* [Items]:
◇ ◇ ◇ ◇ ◇ ◇ ◇

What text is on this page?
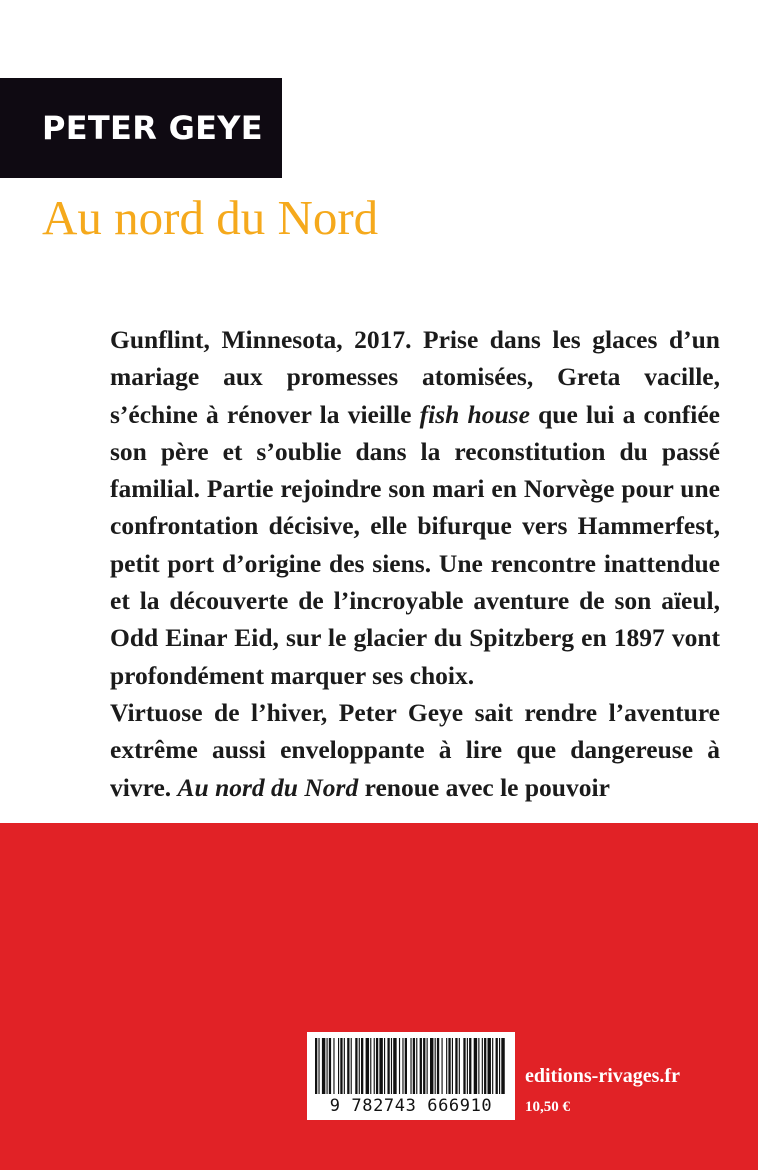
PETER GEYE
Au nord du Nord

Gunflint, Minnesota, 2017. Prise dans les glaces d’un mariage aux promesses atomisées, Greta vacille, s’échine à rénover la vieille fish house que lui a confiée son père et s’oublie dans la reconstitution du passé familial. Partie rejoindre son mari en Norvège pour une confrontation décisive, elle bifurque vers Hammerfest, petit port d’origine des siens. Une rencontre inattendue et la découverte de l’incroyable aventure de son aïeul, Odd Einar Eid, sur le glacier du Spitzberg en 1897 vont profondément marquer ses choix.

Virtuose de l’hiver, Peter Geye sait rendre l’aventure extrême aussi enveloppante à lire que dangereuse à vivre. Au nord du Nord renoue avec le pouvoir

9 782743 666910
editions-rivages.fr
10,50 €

◇ ◇ ◇ ◇ ◇ ◇ ◇

* [Task prompt]: Using the records above, retype everything exactly except the pictures.

* [The answer]:
What text is on this page?
PETER GEYE
Au nord du Nord

Gunflint, Minnesota, 2017. Prise dans les glaces d’un mariage aux promesses atomisées, Greta vacille, s’échine à rénover la vieille fish house que lui a confiée son père et s’oublie dans la reconstitution du passé familial. Partie rejoindre son mari en Norvège pour une confrontation décisive, elle bifurque vers Hammerfest, petit port d’origine des siens. Une rencontre inattendue et la découverte de l’incroyable aventure de son aïeul, Odd Einar Eid, sur le glacier du Spitzberg en 1897 vont profondément marquer ses choix.

Virtuose de l’hiver, Peter Geye sait rendre l’aventure extrême aussi enveloppante à lire que dangereuse à vivre. Au nord du Nord renoue avec le pouvoir

9 782743 666910
editions-rivages.fr
10,50 €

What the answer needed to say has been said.